• [EXERCISE AIM]: Transcribe the material in full. Nothing should differ except that the pictures are left out.

• [Dataset items]:
:::

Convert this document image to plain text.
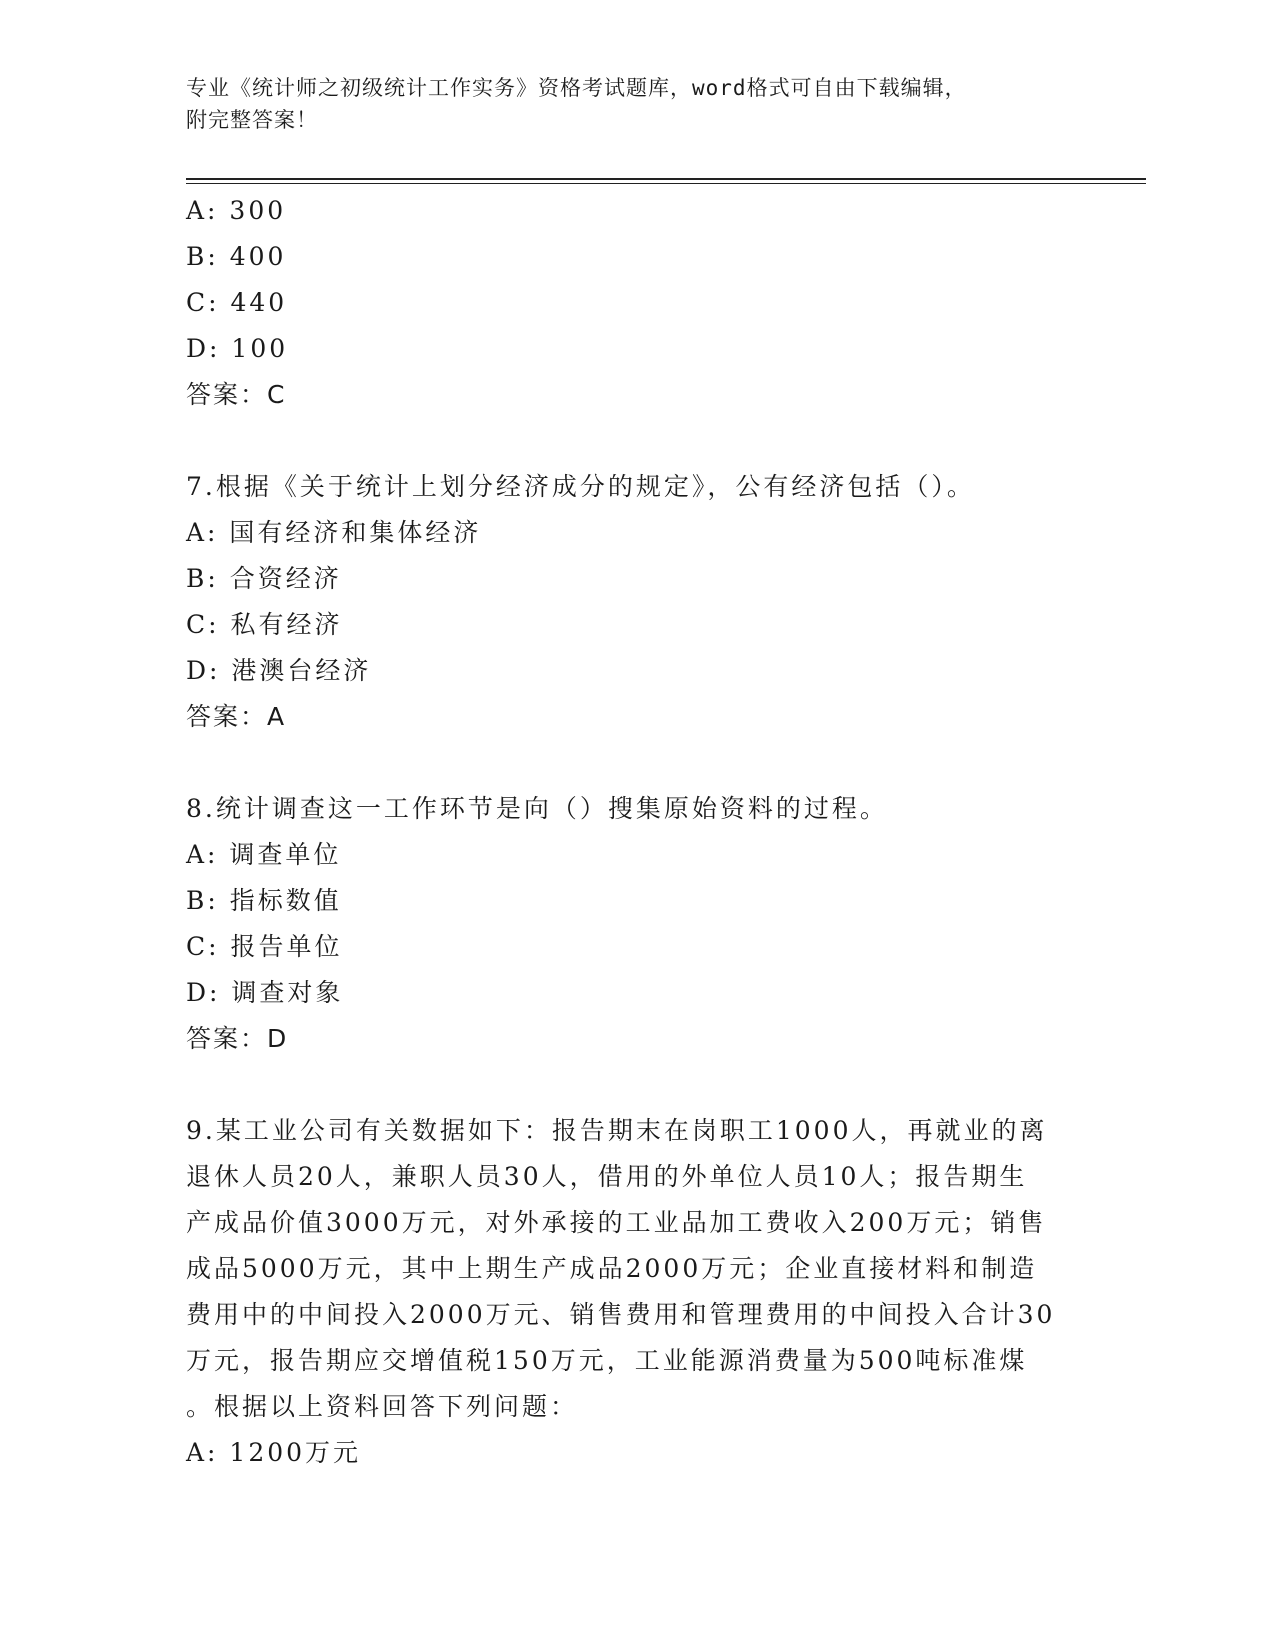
专业《统计师之初级统计工作实务》资格考试题库，word格式可自由下载编辑，
附完整答案！
A: 300
B: 400
C: 440
D: 100
答案：C
7.根据《关于统计上划分经济成分的规定》，公有经济包括（）。
A: 国有经济和集体经济
B: 合资经济
C: 私有经济
D: 港澳台经济
答案：A
8.统计调查这一工作环节是向（）搜集原始资料的过程。
A: 调查单位
B: 指标数值
C: 报告单位
D: 调查对象
答案：D
9.某工业公司有关数据如下：报告期末在岗职工1000人，再就业的离
退休人员20人，兼职人员30人，借用的外单位人员10人；报告期生
产成品价值3000万元，对外承接的工业品加工费收入200万元；销售
成品5000万元，其中上期生产成品2000万元；企业直接材料和制造
费用中的中间投入2000万元、销售费用和管理费用的中间投入合计30
万元，报告期应交增值税150万元，工业能源消费量为500吨标准煤
。根据以上资料回答下列问题：
A: 1200万元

:::

• [THE OUTPUT]:
Convert this document image to plain text.
专业《统计师之初级统计工作实务》资格考试题库，word格式可自由下载编辑，
附完整答案！
A: 300
B: 400
C: 440
D: 100
答案：C
7.根据《关于统计上划分经济成分的规定》，公有经济包括（）。
A: 国有经济和集体经济
B: 合资经济
C: 私有经济
D: 港澳台经济
答案：A
8.统计调查这一工作环节是向（）搜集原始资料的过程。
A: 调查单位
B: 指标数值
C: 报告单位
D: 调查对象
答案：D
9.某工业公司有关数据如下：报告期末在岗职工1000人，再就业的离
退休人员20人，兼职人员30人，借用的外单位人员10人；报告期生
产成品价值3000万元，对外承接的工业品加工费收入200万元；销售
成品5000万元，其中上期生产成品2000万元；企业直接材料和制造
费用中的中间投入2000万元、销售费用和管理费用的中间投入合计30
万元，报告期应交增值税150万元，工业能源消费量为500吨标准煤
。根据以上资料回答下列问题：
A: 1200万元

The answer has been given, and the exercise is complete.